• [SET TASK]: Lines containing the word "Platform" should be extracted in full.

[Data extracted from a collection]
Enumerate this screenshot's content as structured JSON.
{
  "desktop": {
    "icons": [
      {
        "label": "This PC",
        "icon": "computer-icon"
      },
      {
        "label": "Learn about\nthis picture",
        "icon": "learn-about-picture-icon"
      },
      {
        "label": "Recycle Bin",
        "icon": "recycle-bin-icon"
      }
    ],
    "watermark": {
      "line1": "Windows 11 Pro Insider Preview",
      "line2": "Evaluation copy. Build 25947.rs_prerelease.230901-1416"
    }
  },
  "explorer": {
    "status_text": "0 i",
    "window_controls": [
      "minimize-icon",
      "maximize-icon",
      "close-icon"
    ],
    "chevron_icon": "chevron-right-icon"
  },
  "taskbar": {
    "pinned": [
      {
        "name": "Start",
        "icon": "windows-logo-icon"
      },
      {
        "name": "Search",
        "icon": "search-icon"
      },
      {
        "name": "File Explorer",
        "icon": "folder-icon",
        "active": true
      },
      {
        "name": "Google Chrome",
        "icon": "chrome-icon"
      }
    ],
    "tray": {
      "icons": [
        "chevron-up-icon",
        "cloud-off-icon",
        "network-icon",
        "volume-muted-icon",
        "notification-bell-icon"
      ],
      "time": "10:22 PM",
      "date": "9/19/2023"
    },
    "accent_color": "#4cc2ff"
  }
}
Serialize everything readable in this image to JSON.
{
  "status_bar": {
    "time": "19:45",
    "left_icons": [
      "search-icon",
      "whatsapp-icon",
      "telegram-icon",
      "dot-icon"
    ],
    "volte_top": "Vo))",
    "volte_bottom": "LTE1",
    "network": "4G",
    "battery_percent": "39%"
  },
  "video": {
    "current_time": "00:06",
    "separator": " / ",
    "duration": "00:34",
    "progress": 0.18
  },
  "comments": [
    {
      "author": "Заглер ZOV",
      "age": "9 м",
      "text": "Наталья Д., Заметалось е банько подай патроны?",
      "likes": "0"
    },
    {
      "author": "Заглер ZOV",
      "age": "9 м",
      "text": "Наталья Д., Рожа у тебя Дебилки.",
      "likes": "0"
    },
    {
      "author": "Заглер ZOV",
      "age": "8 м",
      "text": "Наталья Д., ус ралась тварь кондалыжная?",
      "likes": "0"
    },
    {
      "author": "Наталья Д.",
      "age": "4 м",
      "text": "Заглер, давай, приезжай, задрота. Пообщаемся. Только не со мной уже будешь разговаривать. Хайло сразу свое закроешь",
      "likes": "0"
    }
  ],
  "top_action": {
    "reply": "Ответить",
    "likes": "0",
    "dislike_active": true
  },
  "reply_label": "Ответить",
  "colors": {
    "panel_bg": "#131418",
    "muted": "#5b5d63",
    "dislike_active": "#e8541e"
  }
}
==
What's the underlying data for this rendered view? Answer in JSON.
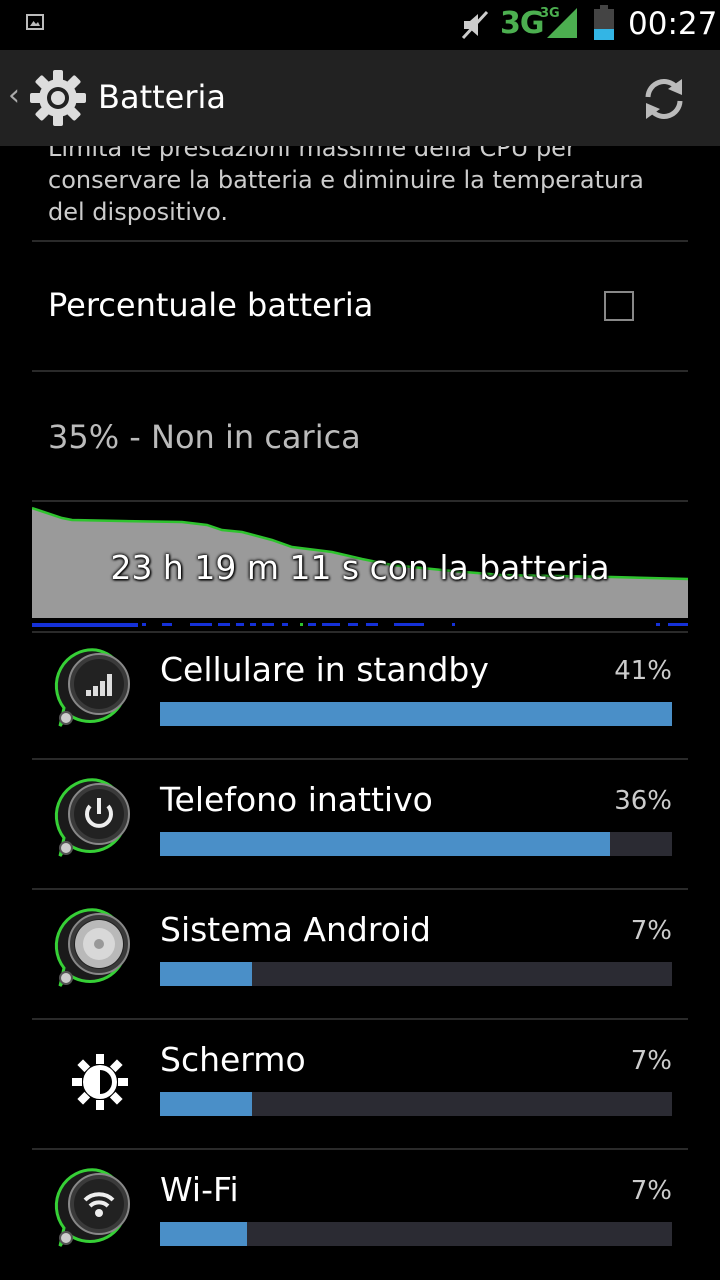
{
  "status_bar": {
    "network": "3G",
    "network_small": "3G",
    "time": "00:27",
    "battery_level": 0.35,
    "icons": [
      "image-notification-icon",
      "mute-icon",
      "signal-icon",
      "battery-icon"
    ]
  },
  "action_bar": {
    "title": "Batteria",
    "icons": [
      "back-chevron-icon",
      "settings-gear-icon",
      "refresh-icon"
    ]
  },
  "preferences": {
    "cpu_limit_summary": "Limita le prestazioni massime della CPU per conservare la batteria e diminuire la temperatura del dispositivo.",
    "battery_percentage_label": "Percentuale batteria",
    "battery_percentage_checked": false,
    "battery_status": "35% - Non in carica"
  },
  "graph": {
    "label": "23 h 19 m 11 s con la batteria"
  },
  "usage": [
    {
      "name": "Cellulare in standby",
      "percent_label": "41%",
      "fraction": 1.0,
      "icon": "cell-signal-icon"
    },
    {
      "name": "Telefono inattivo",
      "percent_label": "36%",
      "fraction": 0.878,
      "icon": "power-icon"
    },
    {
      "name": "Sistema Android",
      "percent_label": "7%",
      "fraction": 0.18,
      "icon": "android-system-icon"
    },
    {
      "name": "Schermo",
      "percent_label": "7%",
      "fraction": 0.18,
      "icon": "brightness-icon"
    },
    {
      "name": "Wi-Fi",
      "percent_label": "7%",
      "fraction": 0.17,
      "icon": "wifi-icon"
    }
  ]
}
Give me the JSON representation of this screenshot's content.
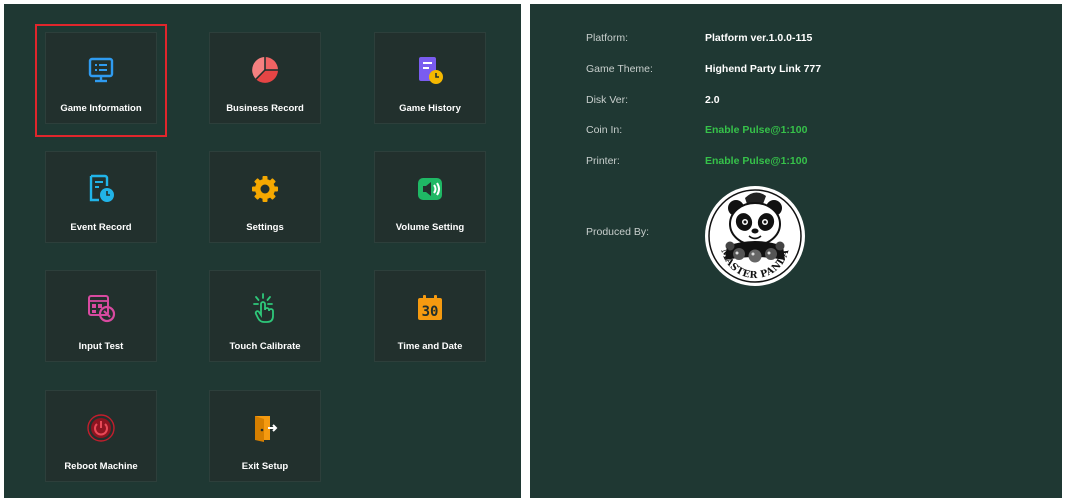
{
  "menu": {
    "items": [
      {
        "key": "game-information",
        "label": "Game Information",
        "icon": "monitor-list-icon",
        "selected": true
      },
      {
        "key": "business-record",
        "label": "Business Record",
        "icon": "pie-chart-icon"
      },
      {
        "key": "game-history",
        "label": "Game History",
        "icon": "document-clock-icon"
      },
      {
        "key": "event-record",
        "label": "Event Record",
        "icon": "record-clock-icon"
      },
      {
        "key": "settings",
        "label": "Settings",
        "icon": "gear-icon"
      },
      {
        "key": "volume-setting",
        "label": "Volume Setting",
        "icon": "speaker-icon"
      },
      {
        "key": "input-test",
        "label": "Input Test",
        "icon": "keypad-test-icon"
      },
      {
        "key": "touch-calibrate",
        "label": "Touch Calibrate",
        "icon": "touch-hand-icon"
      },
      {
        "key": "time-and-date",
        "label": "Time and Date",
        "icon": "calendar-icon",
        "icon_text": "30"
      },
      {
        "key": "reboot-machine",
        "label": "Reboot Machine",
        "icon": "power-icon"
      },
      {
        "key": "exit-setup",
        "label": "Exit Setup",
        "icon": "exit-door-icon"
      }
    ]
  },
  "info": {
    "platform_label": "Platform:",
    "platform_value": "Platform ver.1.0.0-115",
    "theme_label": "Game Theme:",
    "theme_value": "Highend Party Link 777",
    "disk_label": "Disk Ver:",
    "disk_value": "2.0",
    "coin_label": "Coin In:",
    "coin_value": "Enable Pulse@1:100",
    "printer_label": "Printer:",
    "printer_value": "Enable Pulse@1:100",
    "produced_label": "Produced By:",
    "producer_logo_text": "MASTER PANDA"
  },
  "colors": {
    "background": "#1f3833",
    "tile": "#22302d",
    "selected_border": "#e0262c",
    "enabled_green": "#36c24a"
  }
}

• [TASK SOLUTION]:
    "platform_label": "Platform:",
    "platform_value": "Platform ver.1.0.0-115",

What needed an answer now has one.